=== Task to carry out ===
Print the records again, character for character.

================================

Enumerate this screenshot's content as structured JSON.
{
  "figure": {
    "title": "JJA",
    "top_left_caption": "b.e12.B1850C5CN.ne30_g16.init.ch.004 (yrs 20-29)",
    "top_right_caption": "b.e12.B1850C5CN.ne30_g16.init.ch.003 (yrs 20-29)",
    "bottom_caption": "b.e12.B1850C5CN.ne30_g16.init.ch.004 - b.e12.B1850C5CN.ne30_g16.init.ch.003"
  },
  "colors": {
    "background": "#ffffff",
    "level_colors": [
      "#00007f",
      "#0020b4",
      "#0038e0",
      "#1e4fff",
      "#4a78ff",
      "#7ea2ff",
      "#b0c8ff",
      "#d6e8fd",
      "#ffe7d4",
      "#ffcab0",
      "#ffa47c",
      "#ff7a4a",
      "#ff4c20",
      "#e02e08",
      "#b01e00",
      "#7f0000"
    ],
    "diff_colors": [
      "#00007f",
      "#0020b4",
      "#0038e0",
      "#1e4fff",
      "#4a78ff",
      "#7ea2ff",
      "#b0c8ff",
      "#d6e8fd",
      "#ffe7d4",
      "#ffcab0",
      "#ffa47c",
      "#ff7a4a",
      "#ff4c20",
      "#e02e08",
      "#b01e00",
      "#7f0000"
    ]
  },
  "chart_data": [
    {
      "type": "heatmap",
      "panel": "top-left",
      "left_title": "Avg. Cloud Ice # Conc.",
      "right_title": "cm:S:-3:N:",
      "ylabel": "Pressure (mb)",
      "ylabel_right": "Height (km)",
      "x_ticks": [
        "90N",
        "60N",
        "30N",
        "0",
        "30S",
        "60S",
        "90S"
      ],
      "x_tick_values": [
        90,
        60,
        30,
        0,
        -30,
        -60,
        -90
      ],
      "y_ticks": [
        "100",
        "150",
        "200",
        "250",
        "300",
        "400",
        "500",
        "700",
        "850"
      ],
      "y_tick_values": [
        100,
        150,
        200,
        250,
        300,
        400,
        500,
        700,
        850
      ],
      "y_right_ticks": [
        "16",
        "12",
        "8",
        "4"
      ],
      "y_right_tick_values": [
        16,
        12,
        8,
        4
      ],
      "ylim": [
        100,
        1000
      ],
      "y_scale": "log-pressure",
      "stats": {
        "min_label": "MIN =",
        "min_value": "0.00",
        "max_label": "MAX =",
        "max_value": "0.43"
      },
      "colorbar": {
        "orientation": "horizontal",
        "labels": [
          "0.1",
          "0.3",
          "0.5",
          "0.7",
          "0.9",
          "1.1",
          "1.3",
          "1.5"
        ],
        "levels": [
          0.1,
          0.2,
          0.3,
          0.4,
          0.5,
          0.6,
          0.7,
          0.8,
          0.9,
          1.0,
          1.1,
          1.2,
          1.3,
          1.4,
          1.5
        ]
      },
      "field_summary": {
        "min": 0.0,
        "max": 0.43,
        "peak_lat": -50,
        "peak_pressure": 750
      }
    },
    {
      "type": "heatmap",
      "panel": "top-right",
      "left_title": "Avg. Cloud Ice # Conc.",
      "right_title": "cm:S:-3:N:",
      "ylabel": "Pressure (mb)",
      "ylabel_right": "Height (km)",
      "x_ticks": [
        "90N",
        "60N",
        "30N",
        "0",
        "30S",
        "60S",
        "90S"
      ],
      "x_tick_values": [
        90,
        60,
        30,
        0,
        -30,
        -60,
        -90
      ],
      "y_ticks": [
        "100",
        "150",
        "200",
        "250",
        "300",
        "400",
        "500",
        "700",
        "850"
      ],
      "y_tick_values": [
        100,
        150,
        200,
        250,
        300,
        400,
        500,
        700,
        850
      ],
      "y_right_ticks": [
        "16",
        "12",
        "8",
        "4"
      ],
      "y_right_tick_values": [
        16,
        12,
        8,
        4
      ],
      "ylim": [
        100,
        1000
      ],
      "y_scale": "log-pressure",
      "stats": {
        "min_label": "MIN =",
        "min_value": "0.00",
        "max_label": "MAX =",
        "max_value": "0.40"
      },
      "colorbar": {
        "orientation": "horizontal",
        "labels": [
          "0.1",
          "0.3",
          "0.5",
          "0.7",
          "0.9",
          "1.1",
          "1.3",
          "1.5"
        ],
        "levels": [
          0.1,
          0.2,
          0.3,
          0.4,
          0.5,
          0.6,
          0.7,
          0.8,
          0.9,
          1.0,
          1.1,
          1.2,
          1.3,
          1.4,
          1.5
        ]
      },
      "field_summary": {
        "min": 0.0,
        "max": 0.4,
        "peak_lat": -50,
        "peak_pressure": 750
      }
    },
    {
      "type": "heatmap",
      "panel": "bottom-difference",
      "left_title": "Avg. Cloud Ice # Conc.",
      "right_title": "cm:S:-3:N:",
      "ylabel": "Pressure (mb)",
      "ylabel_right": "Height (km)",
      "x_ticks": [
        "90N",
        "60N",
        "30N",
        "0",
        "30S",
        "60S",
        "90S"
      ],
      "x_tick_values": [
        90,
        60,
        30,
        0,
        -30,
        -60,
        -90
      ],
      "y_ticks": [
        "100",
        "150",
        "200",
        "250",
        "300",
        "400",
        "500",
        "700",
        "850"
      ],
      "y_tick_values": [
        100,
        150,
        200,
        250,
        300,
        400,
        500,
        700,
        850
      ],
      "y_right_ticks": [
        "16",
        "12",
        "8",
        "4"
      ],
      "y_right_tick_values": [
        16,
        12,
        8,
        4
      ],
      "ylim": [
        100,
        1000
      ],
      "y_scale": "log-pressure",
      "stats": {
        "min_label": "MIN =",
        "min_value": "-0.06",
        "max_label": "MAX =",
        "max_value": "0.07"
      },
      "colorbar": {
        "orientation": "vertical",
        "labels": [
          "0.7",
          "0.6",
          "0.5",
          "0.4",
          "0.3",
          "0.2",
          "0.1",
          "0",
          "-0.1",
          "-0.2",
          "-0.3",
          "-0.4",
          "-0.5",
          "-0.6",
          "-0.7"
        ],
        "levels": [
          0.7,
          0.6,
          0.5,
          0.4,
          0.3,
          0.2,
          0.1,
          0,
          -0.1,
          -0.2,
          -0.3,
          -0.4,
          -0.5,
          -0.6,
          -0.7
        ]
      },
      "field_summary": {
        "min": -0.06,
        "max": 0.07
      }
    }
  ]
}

================================

=== Final result ===
Enumerate this screenshot's content as structured JSON.
{
  "figure": {
    "title": "JJA",
    "top_left_caption": "b.e12.B1850C5CN.ne30_g16.init.ch.004 (yrs 20-29)",
    "top_right_caption": "b.e12.B1850C5CN.ne30_g16.init.ch.003 (yrs 20-29)",
    "bottom_caption": "b.e12.B1850C5CN.ne30_g16.init.ch.004 - b.e12.B1850C5CN.ne30_g16.init.ch.003"
  },
  "colors": {
    "background": "#ffffff",
    "level_colors": [
      "#00007f",
      "#0020b4",
      "#0038e0",
      "#1e4fff",
      "#4a78ff",
      "#7ea2ff",
      "#b0c8ff",
      "#d6e8fd",
      "#ffe7d4",
      "#ffcab0",
      "#ffa47c",
      "#ff7a4a",
      "#ff4c20",
      "#e02e08",
      "#b01e00",
      "#7f0000"
    ],
    "diff_colors": [
      "#00007f",
      "#0020b4",
      "#0038e0",
      "#1e4fff",
      "#4a78ff",
      "#7ea2ff",
      "#b0c8ff",
      "#d6e8fd",
      "#ffe7d4",
      "#ffcab0",
      "#ffa47c",
      "#ff7a4a",
      "#ff4c20",
      "#e02e08",
      "#b01e00",
      "#7f0000"
    ]
  },
  "chart_data": [
    {
      "type": "heatmap",
      "panel": "top-left",
      "left_title": "Avg. Cloud Ice # Conc.",
      "right_title": "cm:S:-3:N:",
      "ylabel": "Pressure (mb)",
      "ylabel_right": "Height (km)",
      "x_ticks": [
        "90N",
        "60N",
        "30N",
        "0",
        "30S",
        "60S",
        "90S"
      ],
      "x_tick_values": [
        90,
        60,
        30,
        0,
        -30,
        -60,
        -90
      ],
      "y_ticks": [
        "100",
        "150",
        "200",
        "250",
        "300",
        "400",
        "500",
        "700",
        "850"
      ],
      "y_tick_values": [
        100,
        150,
        200,
        250,
        300,
        400,
        500,
        700,
        850
      ],
      "y_right_ticks": [
        "16",
        "12",
        "8",
        "4"
      ],
      "y_right_tick_values": [
        16,
        12,
        8,
        4
      ],
      "ylim": [
        100,
        1000
      ],
      "y_scale": "log-pressure",
      "stats": {
        "min_label": "MIN =",
        "min_value": "0.00",
        "max_label": "MAX =",
        "max_value": "0.43"
      },
      "colorbar": {
        "orientation": "horizontal",
        "labels": [
          "0.1",
          "0.3",
          "0.5",
          "0.7",
          "0.9",
          "1.1",
          "1.3",
          "1.5"
        ],
        "levels": [
          0.1,
          0.2,
          0.3,
          0.4,
          0.5,
          0.6,
          0.7,
          0.8,
          0.9,
          1.0,
          1.1,
          1.2,
          1.3,
          1.4,
          1.5
        ]
      },
      "field_summary": {
        "min": 0.0,
        "max": 0.43,
        "peak_lat": -50,
        "peak_pressure": 750
      }
    },
    {
      "type": "heatmap",
      "panel": "top-right",
      "left_title": "Avg. Cloud Ice # Conc.",
      "right_title": "cm:S:-3:N:",
      "ylabel": "Pressure (mb)",
      "ylabel_right": "Height (km)",
      "x_ticks": [
        "90N",
        "60N",
        "30N",
        "0",
        "30S",
        "60S",
        "90S"
      ],
      "x_tick_values": [
        90,
        60,
        30,
        0,
        -30,
        -60,
        -90
      ],
      "y_ticks": [
        "100",
        "150",
        "200",
        "250",
        "300",
        "400",
        "500",
        "700",
        "850"
      ],
      "y_tick_values": [
        100,
        150,
        200,
        250,
        300,
        400,
        500,
        700,
        850
      ],
      "y_right_ticks": [
        "16",
        "12",
        "8",
        "4"
      ],
      "y_right_tick_values": [
        16,
        12,
        8,
        4
      ],
      "ylim": [
        100,
        1000
      ],
      "y_scale": "log-pressure",
      "stats": {
        "min_label": "MIN =",
        "min_value": "0.00",
        "max_label": "MAX =",
        "max_value": "0.40"
      },
      "colorbar": {
        "orientation": "horizontal",
        "labels": [
          "0.1",
          "0.3",
          "0.5",
          "0.7",
          "0.9",
          "1.1",
          "1.3",
          "1.5"
        ],
        "levels": [
          0.1,
          0.2,
          0.3,
          0.4,
          0.5,
          0.6,
          0.7,
          0.8,
          0.9,
          1.0,
          1.1,
          1.2,
          1.3,
          1.4,
          1.5
        ]
      },
      "field_summary": {
        "min": 0.0,
        "max": 0.4,
        "peak_lat": -50,
        "peak_pressure": 750
      }
    },
    {
      "type": "heatmap",
      "panel": "bottom-difference",
      "left_title": "Avg. Cloud Ice # Conc.",
      "right_title": "cm:S:-3:N:",
      "ylabel": "Pressure (mb)",
      "ylabel_right": "Height (km)",
      "x_ticks": [
        "90N",
        "60N",
        "30N",
        "0",
        "30S",
        "60S",
        "90S"
      ],
      "x_tick_values": [
        90,
        60,
        30,
        0,
        -30,
        -60,
        -90
      ],
      "y_ticks": [
        "100",
        "150",
        "200",
        "250",
        "300",
        "400",
        "500",
        "700",
        "850"
      ],
      "y_tick_values": [
        100,
        150,
        200,
        250,
        300,
        400,
        500,
        700,
        850
      ],
      "y_right_ticks": [
        "16",
        "12",
        "8",
        "4"
      ],
      "y_right_tick_values": [
        16,
        12,
        8,
        4
      ],
      "ylim": [
        100,
        1000
      ],
      "y_scale": "log-pressure",
      "stats": {
        "min_label": "MIN =",
        "min_value": "-0.06",
        "max_label": "MAX =",
        "max_value": "0.07"
      },
      "colorbar": {
        "orientation": "vertical",
        "labels": [
          "0.7",
          "0.6",
          "0.5",
          "0.4",
          "0.3",
          "0.2",
          "0.1",
          "0",
          "-0.1",
          "-0.2",
          "-0.3",
          "-0.4",
          "-0.5",
          "-0.6",
          "-0.7"
        ],
        "levels": [
          0.7,
          0.6,
          0.5,
          0.4,
          0.3,
          0.2,
          0.1,
          0,
          -0.1,
          -0.2,
          -0.3,
          -0.4,
          -0.5,
          -0.6,
          -0.7
        ]
      },
      "field_summary": {
        "min": -0.06,
        "max": 0.07
      }
    }
  ]
}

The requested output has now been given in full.